# WHAT YOU WILL DO
Give back the entire listing verbatim.
## START DATASET ENTRIES
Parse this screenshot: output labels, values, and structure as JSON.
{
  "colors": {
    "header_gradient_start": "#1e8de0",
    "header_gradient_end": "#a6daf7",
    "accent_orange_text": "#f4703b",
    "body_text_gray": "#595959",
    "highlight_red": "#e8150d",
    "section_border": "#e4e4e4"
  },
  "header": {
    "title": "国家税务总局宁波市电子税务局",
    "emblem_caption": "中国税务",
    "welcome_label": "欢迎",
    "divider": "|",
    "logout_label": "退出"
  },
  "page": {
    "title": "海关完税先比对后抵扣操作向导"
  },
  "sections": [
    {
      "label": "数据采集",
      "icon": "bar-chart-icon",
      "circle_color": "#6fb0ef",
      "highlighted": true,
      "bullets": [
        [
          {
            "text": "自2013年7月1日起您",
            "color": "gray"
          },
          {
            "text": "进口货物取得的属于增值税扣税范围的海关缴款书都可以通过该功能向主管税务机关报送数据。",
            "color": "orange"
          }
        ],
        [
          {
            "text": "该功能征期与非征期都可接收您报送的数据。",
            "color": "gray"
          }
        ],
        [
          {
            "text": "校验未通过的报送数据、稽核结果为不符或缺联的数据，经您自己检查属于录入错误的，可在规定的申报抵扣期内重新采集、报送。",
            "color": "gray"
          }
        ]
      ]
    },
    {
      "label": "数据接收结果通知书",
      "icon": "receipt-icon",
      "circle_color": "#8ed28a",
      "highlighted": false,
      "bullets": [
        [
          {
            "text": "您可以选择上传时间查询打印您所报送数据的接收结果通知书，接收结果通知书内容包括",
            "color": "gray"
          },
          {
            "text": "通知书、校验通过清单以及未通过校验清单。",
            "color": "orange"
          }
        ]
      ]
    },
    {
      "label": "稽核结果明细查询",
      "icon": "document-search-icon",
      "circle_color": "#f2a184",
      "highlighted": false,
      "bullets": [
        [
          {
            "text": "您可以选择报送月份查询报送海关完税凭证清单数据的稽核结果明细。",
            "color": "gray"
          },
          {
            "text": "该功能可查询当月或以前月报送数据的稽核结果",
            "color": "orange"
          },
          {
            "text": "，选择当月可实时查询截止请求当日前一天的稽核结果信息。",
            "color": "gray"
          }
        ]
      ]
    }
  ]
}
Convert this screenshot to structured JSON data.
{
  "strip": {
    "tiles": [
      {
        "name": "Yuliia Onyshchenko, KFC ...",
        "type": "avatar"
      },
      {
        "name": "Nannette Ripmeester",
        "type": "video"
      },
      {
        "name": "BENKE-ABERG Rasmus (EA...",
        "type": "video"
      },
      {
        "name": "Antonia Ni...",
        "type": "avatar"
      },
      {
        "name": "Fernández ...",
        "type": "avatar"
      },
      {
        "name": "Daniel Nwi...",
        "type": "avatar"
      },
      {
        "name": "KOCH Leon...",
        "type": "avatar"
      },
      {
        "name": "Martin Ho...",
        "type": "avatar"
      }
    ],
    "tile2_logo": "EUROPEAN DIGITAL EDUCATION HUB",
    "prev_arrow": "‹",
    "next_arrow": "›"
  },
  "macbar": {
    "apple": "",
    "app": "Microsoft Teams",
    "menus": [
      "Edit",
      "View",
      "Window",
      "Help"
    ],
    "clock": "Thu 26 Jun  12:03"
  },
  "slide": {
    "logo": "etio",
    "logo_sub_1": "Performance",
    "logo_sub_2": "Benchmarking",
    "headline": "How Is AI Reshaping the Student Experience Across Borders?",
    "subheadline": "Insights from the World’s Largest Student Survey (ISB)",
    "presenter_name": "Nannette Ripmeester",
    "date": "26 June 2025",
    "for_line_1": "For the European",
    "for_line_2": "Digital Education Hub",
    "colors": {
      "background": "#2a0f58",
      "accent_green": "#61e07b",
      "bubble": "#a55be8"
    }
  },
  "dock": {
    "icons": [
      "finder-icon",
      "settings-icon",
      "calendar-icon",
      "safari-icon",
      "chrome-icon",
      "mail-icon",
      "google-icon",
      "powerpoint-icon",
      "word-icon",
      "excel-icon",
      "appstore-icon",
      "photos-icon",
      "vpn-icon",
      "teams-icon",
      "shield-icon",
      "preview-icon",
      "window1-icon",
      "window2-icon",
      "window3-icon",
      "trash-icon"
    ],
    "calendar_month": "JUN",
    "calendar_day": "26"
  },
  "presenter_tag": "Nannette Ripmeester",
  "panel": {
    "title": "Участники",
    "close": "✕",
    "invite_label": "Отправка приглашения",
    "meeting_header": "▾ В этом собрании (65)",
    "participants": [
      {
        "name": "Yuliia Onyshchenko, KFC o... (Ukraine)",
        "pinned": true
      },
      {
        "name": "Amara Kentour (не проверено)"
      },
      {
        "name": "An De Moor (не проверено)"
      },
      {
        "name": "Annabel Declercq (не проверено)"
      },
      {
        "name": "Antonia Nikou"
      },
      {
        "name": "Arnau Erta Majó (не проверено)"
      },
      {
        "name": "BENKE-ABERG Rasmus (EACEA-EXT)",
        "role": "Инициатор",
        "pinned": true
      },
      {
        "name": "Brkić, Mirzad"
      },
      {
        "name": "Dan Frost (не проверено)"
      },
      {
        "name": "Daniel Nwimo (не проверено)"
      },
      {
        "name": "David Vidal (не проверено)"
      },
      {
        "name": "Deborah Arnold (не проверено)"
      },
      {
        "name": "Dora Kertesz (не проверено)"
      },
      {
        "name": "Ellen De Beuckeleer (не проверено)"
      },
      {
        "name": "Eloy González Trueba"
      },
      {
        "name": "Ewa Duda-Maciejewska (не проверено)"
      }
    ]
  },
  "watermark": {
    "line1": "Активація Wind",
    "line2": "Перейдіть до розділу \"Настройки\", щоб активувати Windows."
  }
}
## END DATASET ENTRIES
# THE COMPLETED TASK
Parse this screenshot: output labels, values, and structure as JSON.
{
  "colors": {
    "header_gradient_start": "#1e8de0",
    "header_gradient_end": "#a6daf7",
    "accent_orange_text": "#f4703b",
    "body_text_gray": "#595959",
    "highlight_red": "#e8150d",
    "section_border": "#e4e4e4"
  },
  "header": {
    "title": "国家税务总局宁波市电子税务局",
    "emblem_caption": "中国税务",
    "welcome_label": "欢迎",
    "divider": "|",
    "logout_label": "退出"
  },
  "page": {
    "title": "海关完税先比对后抵扣操作向导"
  },
  "sections": [
    {
      "label": "数据采集",
      "icon": "bar-chart-icon",
      "circle_color": "#6fb0ef",
      "highlighted": true,
      "bullets": [
        [
          {
            "text": "自2013年7月1日起您",
            "color": "gray"
          },
          {
            "text": "进口货物取得的属于增值税扣税范围的海关缴款书都可以通过该功能向主管税务机关报送数据。",
            "color": "orange"
          }
        ],
        [
          {
            "text": "该功能征期与非征期都可接收您报送的数据。",
            "color": "gray"
          }
        ],
        [
          {
            "text": "校验未通过的报送数据、稽核结果为不符或缺联的数据，经您自己检查属于录入错误的，可在规定的申报抵扣期内重新采集、报送。",
            "color": "gray"
          }
        ]
      ]
    },
    {
      "label": "数据接收结果通知书",
      "icon": "receipt-icon",
      "circle_color": "#8ed28a",
      "highlighted": false,
      "bullets": [
        [
          {
            "text": "您可以选择上传时间查询打印您所报送数据的接收结果通知书，接收结果通知书内容包括",
            "color": "gray"
          },
          {
            "text": "通知书、校验通过清单以及未通过校验清单。",
            "color": "orange"
          }
        ]
      ]
    },
    {
      "label": "稽核结果明细查询",
      "icon": "document-search-icon",
      "circle_color": "#f2a184",
      "highlighted": false,
      "bullets": [
        [
          {
            "text": "您可以选择报送月份查询报送海关完税凭证清单数据的稽核结果明细。",
            "color": "gray"
          },
          {
            "text": "该功能可查询当月或以前月报送数据的稽核结果",
            "color": "orange"
          },
          {
            "text": "，选择当月可实时查询截止请求当日前一天的稽核结果信息。",
            "color": "gray"
          }
        ]
      ]
    }
  ]
}
Convert this screenshot to structured JSON data.
{
  "strip": {
    "tiles": [
      {
        "name": "Yuliia Onyshchenko, KFC ...",
        "type": "avatar"
      },
      {
        "name": "Nannette Ripmeester",
        "type": "video"
      },
      {
        "name": "BENKE-ABERG Rasmus (EA...",
        "type": "video"
      },
      {
        "name": "Antonia Ni...",
        "type": "avatar"
      },
      {
        "name": "Fernández ...",
        "type": "avatar"
      },
      {
        "name": "Daniel Nwi...",
        "type": "avatar"
      },
      {
        "name": "KOCH Leon...",
        "type": "avatar"
      },
      {
        "name": "Martin Ho...",
        "type": "avatar"
      }
    ],
    "tile2_logo": "EUROPEAN DIGITAL EDUCATION HUB",
    "prev_arrow": "‹",
    "next_arrow": "›"
  },
  "macbar": {
    "apple": "",
    "app": "Microsoft Teams",
    "menus": [
      "Edit",
      "View",
      "Window",
      "Help"
    ],
    "clock": "Thu 26 Jun  12:03"
  },
  "slide": {
    "logo": "etio",
    "logo_sub_1": "Performance",
    "logo_sub_2": "Benchmarking",
    "headline": "How Is AI Reshaping the Student Experience Across Borders?",
    "subheadline": "Insights from the World’s Largest Student Survey (ISB)",
    "presenter_name": "Nannette Ripmeester",
    "date": "26 June 2025",
    "for_line_1": "For the European",
    "for_line_2": "Digital Education Hub",
    "colors": {
      "background": "#2a0f58",
      "accent_green": "#61e07b",
      "bubble": "#a55be8"
    }
  },
  "dock": {
    "icons": [
      "finder-icon",
      "settings-icon",
      "calendar-icon",
      "safari-icon",
      "chrome-icon",
      "mail-icon",
      "google-icon",
      "powerpoint-icon",
      "word-icon",
      "excel-icon",
      "appstore-icon",
      "photos-icon",
      "vpn-icon",
      "teams-icon",
      "shield-icon",
      "preview-icon",
      "window1-icon",
      "window2-icon",
      "window3-icon",
      "trash-icon"
    ],
    "calendar_month": "JUN",
    "calendar_day": "26"
  },
  "presenter_tag": "Nannette Ripmeester",
  "panel": {
    "title": "Участники",
    "close": "✕",
    "invite_label": "Отправка приглашения",
    "meeting_header": "▾ В этом собрании (65)",
    "participants": [
      {
        "name": "Yuliia Onyshchenko, KFC o... (Ukraine)",
        "pinned": true
      },
      {
        "name": "Amara Kentour (не проверено)"
      },
      {
        "name": "An De Moor (не проверено)"
      },
      {
        "name": "Annabel Declercq (не проверено)"
      },
      {
        "name": "Antonia Nikou"
      },
      {
        "name": "Arnau Erta Majó (не проверено)"
      },
      {
        "name": "BENKE-ABERG Rasmus (EACEA-EXT)",
        "role": "Инициатор",
        "pinned": true
      },
      {
        "name": "Brkić, Mirzad"
      },
      {
        "name": "Dan Frost (не проверено)"
      },
      {
        "name": "Daniel Nwimo (не проверено)"
      },
      {
        "name": "David Vidal (не проверено)"
      },
      {
        "name": "Deborah Arnold (не проверено)"
      },
      {
        "name": "Dora Kertesz (не проверено)"
      },
      {
        "name": "Ellen De Beuckeleer (не проверено)"
      },
      {
        "name": "Eloy González Trueba"
      },
      {
        "name": "Ewa Duda-Maciejewska (не проверено)"
      }
    ]
  },
  "watermark": {
    "line1": "Активація Wind",
    "line2": "Перейдіть до розділу \"Настройки\", щоб активувати Windows."
  }
}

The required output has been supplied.